— Begin DATA ENTRIES —
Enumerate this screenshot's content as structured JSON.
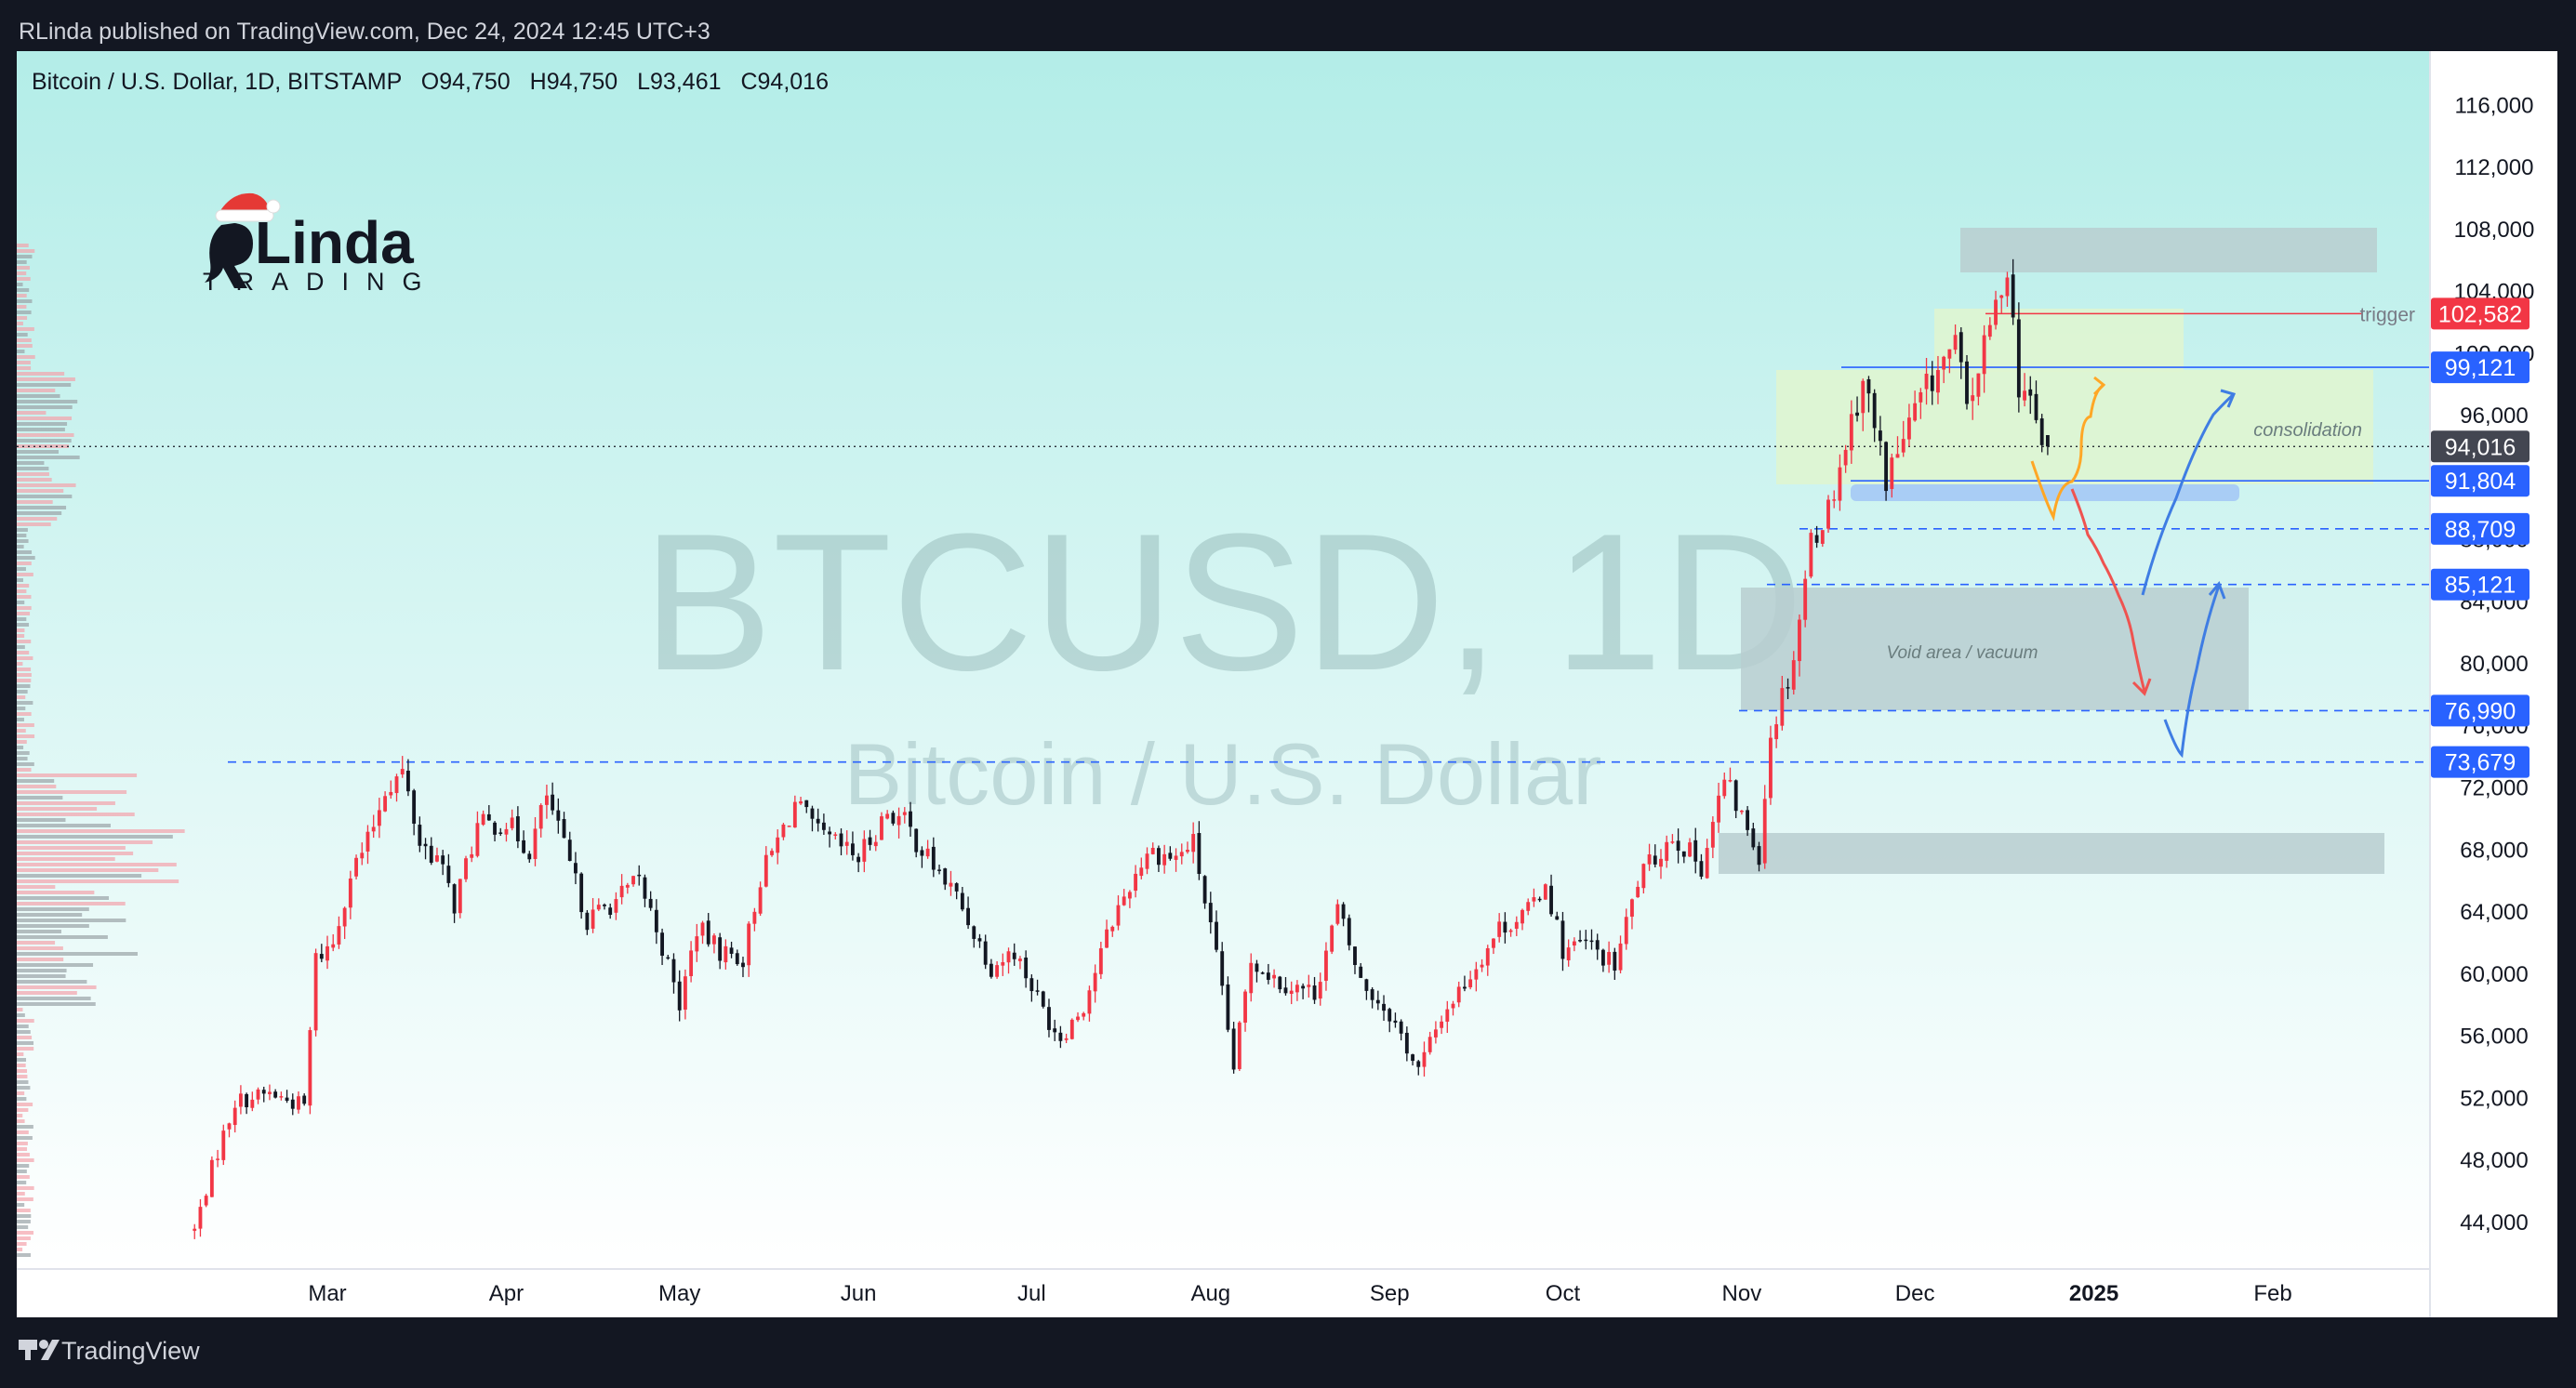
{
  "header": {
    "publish_line": "RLinda published on TradingView.com, Dec 24, 2024 12:45 UTC+3"
  },
  "symbol_line": {
    "name": "Bitcoin / U.S. Dollar, 1D, BITSTAMP",
    "o_label": "O",
    "o": "94,750",
    "h_label": "H",
    "h": "94,750",
    "l_label": "L",
    "l": "93,461",
    "c_label": "C",
    "c": "94,016"
  },
  "logo": {
    "line1": "Linda",
    "line2": "TRADING"
  },
  "watermark": {
    "ticker": "BTCUSD, 1D",
    "description": "Bitcoin / U.S. Dollar"
  },
  "footer": {
    "brand": "TradingView"
  },
  "colors": {
    "background": "#131722",
    "chart_top": "#b3ede8",
    "chart_bottom": "#ffffff",
    "up_candle": "#f23645",
    "down_candle": "#131722",
    "price_label_blue": "#2962ff",
    "price_label_red": "#f23645",
    "price_label_gray": "#434651",
    "zone_gray": "#b9ced0",
    "zone_green": "#dff5d0",
    "zone_blue": "#a9cdf5",
    "arrow_orange": "#ffa726",
    "arrow_red": "#ef5350",
    "arrow_blue": "#3f7de3"
  },
  "chart_data": {
    "type": "candlestick",
    "title": "Bitcoin / U.S. Dollar, 1D, BITSTAMP",
    "ylim": [
      41000,
      119500
    ],
    "y_ticks": [
      44000,
      48000,
      52000,
      56000,
      60000,
      64000,
      68000,
      72000,
      76000,
      80000,
      84000,
      88000,
      92000,
      96000,
      100000,
      104000,
      108000,
      112000,
      116000
    ],
    "y_tick_labels": [
      "44,000",
      "48,000",
      "52,000",
      "56,000",
      "60,000",
      "64,000",
      "68,000",
      "72,000",
      "76,000",
      "80,000",
      "84,000",
      "88,000",
      "92,000",
      "96,000",
      "100,000",
      "104,000",
      "108,000",
      "112,000",
      "116,000"
    ],
    "x_ticks": [
      {
        "label": "Mar",
        "date": "2024-03-01"
      },
      {
        "label": "Apr",
        "date": "2024-04-01"
      },
      {
        "label": "May",
        "date": "2024-05-01"
      },
      {
        "label": "Jun",
        "date": "2024-06-01"
      },
      {
        "label": "Jul",
        "date": "2024-07-01"
      },
      {
        "label": "Aug",
        "date": "2024-08-01"
      },
      {
        "label": "Sep",
        "date": "2024-09-01"
      },
      {
        "label": "Oct",
        "date": "2024-10-01"
      },
      {
        "label": "Nov",
        "date": "2024-11-01"
      },
      {
        "label": "Dec",
        "date": "2024-12-01"
      },
      {
        "label": "2025",
        "date": "2025-01-01",
        "bold": true
      },
      {
        "label": "Feb",
        "date": "2025-02-01"
      }
    ],
    "anchors": [
      [
        "2024-02-07",
        43500
      ],
      [
        "2024-02-10",
        47500
      ],
      [
        "2024-02-14",
        51800
      ],
      [
        "2024-02-20",
        52300
      ],
      [
        "2024-02-26",
        51500
      ],
      [
        "2024-02-28",
        61000
      ],
      [
        "2024-03-02",
        62000
      ],
      [
        "2024-03-05",
        66500
      ],
      [
        "2024-03-08",
        68500
      ],
      [
        "2024-03-11",
        72000
      ],
      [
        "2024-03-14",
        73000
      ],
      [
        "2024-03-17",
        68500
      ],
      [
        "2024-03-20",
        67500
      ],
      [
        "2024-03-23",
        64500
      ],
      [
        "2024-03-27",
        69500
      ],
      [
        "2024-04-01",
        69800
      ],
      [
        "2024-04-05",
        68000
      ],
      [
        "2024-04-08",
        71500
      ],
      [
        "2024-04-12",
        67000
      ],
      [
        "2024-04-15",
        63500
      ],
      [
        "2024-04-20",
        64800
      ],
      [
        "2024-04-24",
        66000
      ],
      [
        "2024-04-27",
        63000
      ],
      [
        "2024-05-01",
        58000
      ],
      [
        "2024-05-04",
        63000
      ],
      [
        "2024-05-08",
        61500
      ],
      [
        "2024-05-12",
        61000
      ],
      [
        "2024-05-15",
        66200
      ],
      [
        "2024-05-21",
        71000
      ],
      [
        "2024-05-25",
        69000
      ],
      [
        "2024-06-01",
        67500
      ],
      [
        "2024-06-06",
        70500
      ],
      [
        "2024-06-09",
        69800
      ],
      [
        "2024-06-12",
        68000
      ],
      [
        "2024-06-18",
        65000
      ],
      [
        "2024-06-24",
        60500
      ],
      [
        "2024-06-28",
        61500
      ],
      [
        "2024-07-04",
        57000
      ],
      [
        "2024-07-06",
        56000
      ],
      [
        "2024-07-10",
        58000
      ],
      [
        "2024-07-15",
        63500
      ],
      [
        "2024-07-21",
        68000
      ],
      [
        "2024-07-26",
        67500
      ],
      [
        "2024-07-29",
        68500
      ],
      [
        "2024-08-02",
        61000
      ],
      [
        "2024-08-05",
        54000
      ],
      [
        "2024-08-08",
        61000
      ],
      [
        "2024-08-13",
        59500
      ],
      [
        "2024-08-19",
        58800
      ],
      [
        "2024-08-23",
        64200
      ],
      [
        "2024-08-27",
        59500
      ],
      [
        "2024-09-01",
        57500
      ],
      [
        "2024-09-06",
        53800
      ],
      [
        "2024-09-10",
        57300
      ],
      [
        "2024-09-15",
        60000
      ],
      [
        "2024-09-20",
        63000
      ],
      [
        "2024-09-25",
        64000
      ],
      [
        "2024-09-28",
        66000
      ],
      [
        "2024-10-01",
        61500
      ],
      [
        "2024-10-05",
        62000
      ],
      [
        "2024-10-10",
        60500
      ],
      [
        "2024-10-14",
        66000
      ],
      [
        "2024-10-20",
        69000
      ],
      [
        "2024-10-25",
        67000
      ],
      [
        "2024-10-29",
        72500
      ],
      [
        "2024-11-04",
        67800
      ],
      [
        "2024-11-06",
        75500
      ],
      [
        "2024-11-10",
        80500
      ],
      [
        "2024-11-13",
        88000
      ],
      [
        "2024-11-16",
        90000
      ],
      [
        "2024-11-22",
        98500
      ],
      [
        "2024-11-26",
        92000
      ],
      [
        "2024-12-02",
        97000
      ],
      [
        "2024-12-05",
        99000
      ],
      [
        "2024-12-08",
        100500
      ],
      [
        "2024-12-10",
        96500
      ],
      [
        "2024-12-14",
        101500
      ],
      [
        "2024-12-17",
        106000
      ],
      [
        "2024-12-19",
        98000
      ],
      [
        "2024-12-20",
        97500
      ],
      [
        "2024-12-22",
        95500
      ],
      [
        "2024-12-23",
        94500
      ],
      [
        "2024-12-24",
        94016
      ]
    ],
    "last_candle": {
      "date": "2024-12-24",
      "open": 94750,
      "high": 94750,
      "low": 93461,
      "close": 94016
    },
    "price_labels": [
      {
        "value": 102582,
        "label": "102,582",
        "style": "red"
      },
      {
        "value": 99121,
        "label": "99,121",
        "style": "blue"
      },
      {
        "value": 94016,
        "label": "94,016",
        "style": "gray"
      },
      {
        "value": 91804,
        "label": "91,804",
        "style": "blue"
      },
      {
        "value": 88709,
        "label": "88,709",
        "style": "blue"
      },
      {
        "value": 85121,
        "label": "85,121",
        "style": "blue"
      },
      {
        "value": 76990,
        "label": "76,990",
        "style": "blue"
      },
      {
        "value": 73679,
        "label": "73,679",
        "style": "blue"
      }
    ],
    "annotations": {
      "trigger": {
        "text": "trigger",
        "value": 102582
      },
      "consolidation": {
        "text": "consolidation"
      },
      "void": {
        "text": "Void area / vacuum"
      }
    }
  }
}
— End DATA ENTRIES —
**WRITTEN EXERCISE**. Return all the entries word for word, but omit any pictures they contain.

**WRITTEN SOLUTION**.
Enumerate this screenshot's content as structured JSON.
{
  "header": {
    "publish_line": "RLinda published on TradingView.com, Dec 24, 2024 12:45 UTC+3"
  },
  "symbol_line": {
    "name": "Bitcoin / U.S. Dollar, 1D, BITSTAMP",
    "o_label": "O",
    "o": "94,750",
    "h_label": "H",
    "h": "94,750",
    "l_label": "L",
    "l": "93,461",
    "c_label": "C",
    "c": "94,016"
  },
  "logo": {
    "line1": "Linda",
    "line2": "TRADING"
  },
  "watermark": {
    "ticker": "BTCUSD, 1D",
    "description": "Bitcoin / U.S. Dollar"
  },
  "footer": {
    "brand": "TradingView"
  },
  "colors": {
    "background": "#131722",
    "chart_top": "#b3ede8",
    "chart_bottom": "#ffffff",
    "up_candle": "#f23645",
    "down_candle": "#131722",
    "price_label_blue": "#2962ff",
    "price_label_red": "#f23645",
    "price_label_gray": "#434651",
    "zone_gray": "#b9ced0",
    "zone_green": "#dff5d0",
    "zone_blue": "#a9cdf5",
    "arrow_orange": "#ffa726",
    "arrow_red": "#ef5350",
    "arrow_blue": "#3f7de3"
  },
  "chart_data": {
    "type": "candlestick",
    "title": "Bitcoin / U.S. Dollar, 1D, BITSTAMP",
    "ylim": [
      41000,
      119500
    ],
    "y_ticks": [
      44000,
      48000,
      52000,
      56000,
      60000,
      64000,
      68000,
      72000,
      76000,
      80000,
      84000,
      88000,
      92000,
      96000,
      100000,
      104000,
      108000,
      112000,
      116000
    ],
    "y_tick_labels": [
      "44,000",
      "48,000",
      "52,000",
      "56,000",
      "60,000",
      "64,000",
      "68,000",
      "72,000",
      "76,000",
      "80,000",
      "84,000",
      "88,000",
      "92,000",
      "96,000",
      "100,000",
      "104,000",
      "108,000",
      "112,000",
      "116,000"
    ],
    "x_ticks": [
      {
        "label": "Mar",
        "date": "2024-03-01"
      },
      {
        "label": "Apr",
        "date": "2024-04-01"
      },
      {
        "label": "May",
        "date": "2024-05-01"
      },
      {
        "label": "Jun",
        "date": "2024-06-01"
      },
      {
        "label": "Jul",
        "date": "2024-07-01"
      },
      {
        "label": "Aug",
        "date": "2024-08-01"
      },
      {
        "label": "Sep",
        "date": "2024-09-01"
      },
      {
        "label": "Oct",
        "date": "2024-10-01"
      },
      {
        "label": "Nov",
        "date": "2024-11-01"
      },
      {
        "label": "Dec",
        "date": "2024-12-01"
      },
      {
        "label": "2025",
        "date": "2025-01-01",
        "bold": true
      },
      {
        "label": "Feb",
        "date": "2025-02-01"
      }
    ],
    "anchors": [
      [
        "2024-02-07",
        43500
      ],
      [
        "2024-02-10",
        47500
      ],
      [
        "2024-02-14",
        51800
      ],
      [
        "2024-02-20",
        52300
      ],
      [
        "2024-02-26",
        51500
      ],
      [
        "2024-02-28",
        61000
      ],
      [
        "2024-03-02",
        62000
      ],
      [
        "2024-03-05",
        66500
      ],
      [
        "2024-03-08",
        68500
      ],
      [
        "2024-03-11",
        72000
      ],
      [
        "2024-03-14",
        73000
      ],
      [
        "2024-03-17",
        68500
      ],
      [
        "2024-03-20",
        67500
      ],
      [
        "2024-03-23",
        64500
      ],
      [
        "2024-03-27",
        69500
      ],
      [
        "2024-04-01",
        69800
      ],
      [
        "2024-04-05",
        68000
      ],
      [
        "2024-04-08",
        71500
      ],
      [
        "2024-04-12",
        67000
      ],
      [
        "2024-04-15",
        63500
      ],
      [
        "2024-04-20",
        64800
      ],
      [
        "2024-04-24",
        66000
      ],
      [
        "2024-04-27",
        63000
      ],
      [
        "2024-05-01",
        58000
      ],
      [
        "2024-05-04",
        63000
      ],
      [
        "2024-05-08",
        61500
      ],
      [
        "2024-05-12",
        61000
      ],
      [
        "2024-05-15",
        66200
      ],
      [
        "2024-05-21",
        71000
      ],
      [
        "2024-05-25",
        69000
      ],
      [
        "2024-06-01",
        67500
      ],
      [
        "2024-06-06",
        70500
      ],
      [
        "2024-06-09",
        69800
      ],
      [
        "2024-06-12",
        68000
      ],
      [
        "2024-06-18",
        65000
      ],
      [
        "2024-06-24",
        60500
      ],
      [
        "2024-06-28",
        61500
      ],
      [
        "2024-07-04",
        57000
      ],
      [
        "2024-07-06",
        56000
      ],
      [
        "2024-07-10",
        58000
      ],
      [
        "2024-07-15",
        63500
      ],
      [
        "2024-07-21",
        68000
      ],
      [
        "2024-07-26",
        67500
      ],
      [
        "2024-07-29",
        68500
      ],
      [
        "2024-08-02",
        61000
      ],
      [
        "2024-08-05",
        54000
      ],
      [
        "2024-08-08",
        61000
      ],
      [
        "2024-08-13",
        59500
      ],
      [
        "2024-08-19",
        58800
      ],
      [
        "2024-08-23",
        64200
      ],
      [
        "2024-08-27",
        59500
      ],
      [
        "2024-09-01",
        57500
      ],
      [
        "2024-09-06",
        53800
      ],
      [
        "2024-09-10",
        57300
      ],
      [
        "2024-09-15",
        60000
      ],
      [
        "2024-09-20",
        63000
      ],
      [
        "2024-09-25",
        64000
      ],
      [
        "2024-09-28",
        66000
      ],
      [
        "2024-10-01",
        61500
      ],
      [
        "2024-10-05",
        62000
      ],
      [
        "2024-10-10",
        60500
      ],
      [
        "2024-10-14",
        66000
      ],
      [
        "2024-10-20",
        69000
      ],
      [
        "2024-10-25",
        67000
      ],
      [
        "2024-10-29",
        72500
      ],
      [
        "2024-11-04",
        67800
      ],
      [
        "2024-11-06",
        75500
      ],
      [
        "2024-11-10",
        80500
      ],
      [
        "2024-11-13",
        88000
      ],
      [
        "2024-11-16",
        90000
      ],
      [
        "2024-11-22",
        98500
      ],
      [
        "2024-11-26",
        92000
      ],
      [
        "2024-12-02",
        97000
      ],
      [
        "2024-12-05",
        99000
      ],
      [
        "2024-12-08",
        100500
      ],
      [
        "2024-12-10",
        96500
      ],
      [
        "2024-12-14",
        101500
      ],
      [
        "2024-12-17",
        106000
      ],
      [
        "2024-12-19",
        98000
      ],
      [
        "2024-12-20",
        97500
      ],
      [
        "2024-12-22",
        95500
      ],
      [
        "2024-12-23",
        94500
      ],
      [
        "2024-12-24",
        94016
      ]
    ],
    "last_candle": {
      "date": "2024-12-24",
      "open": 94750,
      "high": 94750,
      "low": 93461,
      "close": 94016
    },
    "price_labels": [
      {
        "value": 102582,
        "label": "102,582",
        "style": "red"
      },
      {
        "value": 99121,
        "label": "99,121",
        "style": "blue"
      },
      {
        "value": 94016,
        "label": "94,016",
        "style": "gray"
      },
      {
        "value": 91804,
        "label": "91,804",
        "style": "blue"
      },
      {
        "value": 88709,
        "label": "88,709",
        "style": "blue"
      },
      {
        "value": 85121,
        "label": "85,121",
        "style": "blue"
      },
      {
        "value": 76990,
        "label": "76,990",
        "style": "blue"
      },
      {
        "value": 73679,
        "label": "73,679",
        "style": "blue"
      }
    ],
    "annotations": {
      "trigger": {
        "text": "trigger",
        "value": 102582
      },
      "consolidation": {
        "text": "consolidation"
      },
      "void": {
        "text": "Void area / vacuum"
      }
    }
  }
}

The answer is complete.